# The problem:
Write out each line from the data below that includes the word "identità".

Records
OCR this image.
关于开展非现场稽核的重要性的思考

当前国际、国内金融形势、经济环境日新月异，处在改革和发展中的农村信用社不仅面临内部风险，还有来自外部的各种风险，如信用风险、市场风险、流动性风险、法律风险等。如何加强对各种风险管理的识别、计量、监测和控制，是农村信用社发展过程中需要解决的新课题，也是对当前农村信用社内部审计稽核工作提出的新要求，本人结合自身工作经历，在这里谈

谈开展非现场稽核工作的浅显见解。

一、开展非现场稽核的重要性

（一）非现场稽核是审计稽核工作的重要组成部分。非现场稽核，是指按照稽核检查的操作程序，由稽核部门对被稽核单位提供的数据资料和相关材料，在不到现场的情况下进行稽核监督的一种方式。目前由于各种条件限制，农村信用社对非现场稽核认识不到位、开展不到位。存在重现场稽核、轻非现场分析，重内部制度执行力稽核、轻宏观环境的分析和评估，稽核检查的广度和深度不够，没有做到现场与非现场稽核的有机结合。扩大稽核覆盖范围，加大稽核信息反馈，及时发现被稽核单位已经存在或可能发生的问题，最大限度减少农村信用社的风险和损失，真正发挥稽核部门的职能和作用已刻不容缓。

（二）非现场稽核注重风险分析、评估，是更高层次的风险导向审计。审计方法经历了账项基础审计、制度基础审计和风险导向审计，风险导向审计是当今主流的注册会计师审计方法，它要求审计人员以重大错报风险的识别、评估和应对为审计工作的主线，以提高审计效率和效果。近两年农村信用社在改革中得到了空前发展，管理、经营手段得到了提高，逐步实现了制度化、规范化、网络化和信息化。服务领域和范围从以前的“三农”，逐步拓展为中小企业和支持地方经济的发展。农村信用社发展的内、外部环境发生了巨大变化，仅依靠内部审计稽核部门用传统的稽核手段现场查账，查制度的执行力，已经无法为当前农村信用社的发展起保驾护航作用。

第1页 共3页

---

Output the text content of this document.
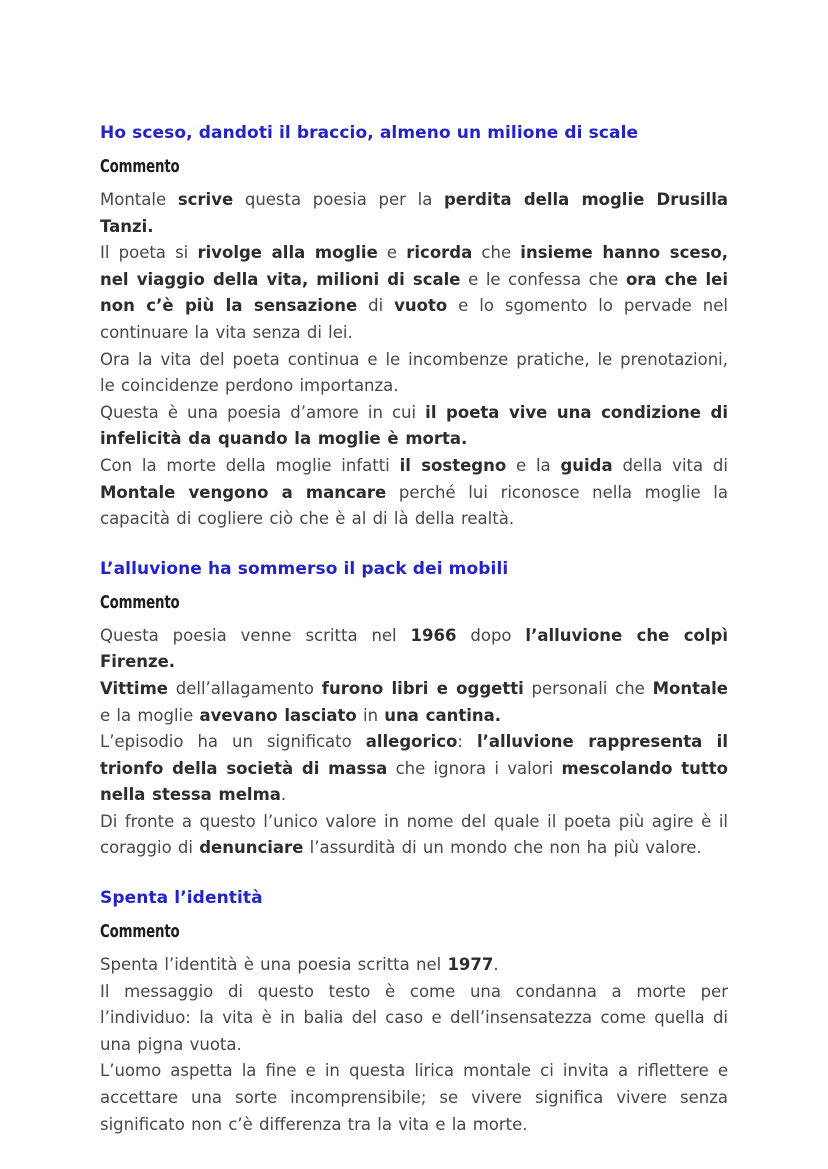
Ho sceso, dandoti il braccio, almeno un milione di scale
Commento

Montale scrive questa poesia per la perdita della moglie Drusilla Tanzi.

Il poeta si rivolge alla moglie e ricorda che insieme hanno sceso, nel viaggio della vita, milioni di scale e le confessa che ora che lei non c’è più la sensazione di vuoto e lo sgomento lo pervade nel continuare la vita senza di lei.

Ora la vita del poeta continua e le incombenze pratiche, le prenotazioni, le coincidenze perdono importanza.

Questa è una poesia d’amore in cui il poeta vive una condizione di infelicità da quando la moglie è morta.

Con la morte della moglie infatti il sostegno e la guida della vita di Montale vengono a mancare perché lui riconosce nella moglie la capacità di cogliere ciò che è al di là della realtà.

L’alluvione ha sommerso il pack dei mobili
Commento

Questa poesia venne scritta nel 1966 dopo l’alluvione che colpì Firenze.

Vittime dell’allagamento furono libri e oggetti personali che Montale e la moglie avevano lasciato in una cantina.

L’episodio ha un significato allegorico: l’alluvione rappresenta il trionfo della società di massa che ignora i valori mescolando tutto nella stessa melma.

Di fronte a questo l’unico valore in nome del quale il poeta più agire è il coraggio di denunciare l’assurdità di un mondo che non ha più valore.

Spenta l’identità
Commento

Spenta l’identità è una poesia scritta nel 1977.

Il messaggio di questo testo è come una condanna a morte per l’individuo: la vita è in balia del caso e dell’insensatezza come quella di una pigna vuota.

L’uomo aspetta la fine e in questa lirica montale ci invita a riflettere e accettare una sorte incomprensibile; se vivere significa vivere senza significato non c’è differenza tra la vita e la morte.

--

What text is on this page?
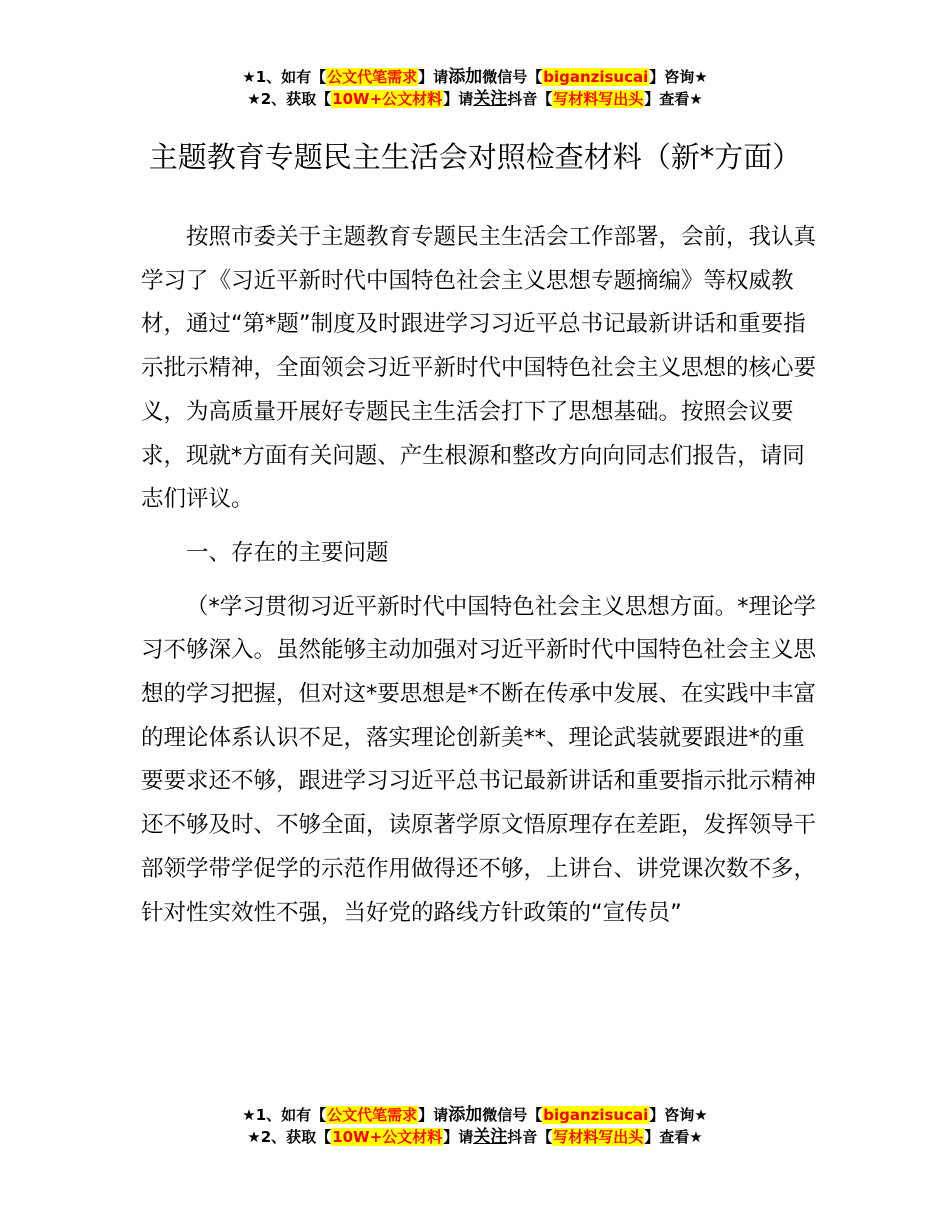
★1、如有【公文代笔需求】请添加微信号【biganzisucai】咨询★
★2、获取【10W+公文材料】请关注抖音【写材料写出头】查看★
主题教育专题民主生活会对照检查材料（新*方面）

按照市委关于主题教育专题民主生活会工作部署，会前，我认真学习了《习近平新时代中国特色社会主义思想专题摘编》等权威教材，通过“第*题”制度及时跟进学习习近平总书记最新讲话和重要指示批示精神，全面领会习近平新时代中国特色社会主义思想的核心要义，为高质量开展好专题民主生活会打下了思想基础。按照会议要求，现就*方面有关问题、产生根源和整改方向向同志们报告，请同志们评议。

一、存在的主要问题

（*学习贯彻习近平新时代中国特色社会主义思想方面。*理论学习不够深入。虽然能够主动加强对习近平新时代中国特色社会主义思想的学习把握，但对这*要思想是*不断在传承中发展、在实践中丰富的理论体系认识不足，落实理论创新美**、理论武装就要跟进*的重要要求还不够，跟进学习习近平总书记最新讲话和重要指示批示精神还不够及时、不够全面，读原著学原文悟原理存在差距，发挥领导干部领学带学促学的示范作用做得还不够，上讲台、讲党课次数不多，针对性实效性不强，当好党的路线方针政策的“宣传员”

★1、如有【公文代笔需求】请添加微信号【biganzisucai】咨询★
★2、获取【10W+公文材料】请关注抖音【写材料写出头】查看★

# Output for this exercise:
Spenta l’identità
Spenta l’identità è una poesia scritta nel 1977.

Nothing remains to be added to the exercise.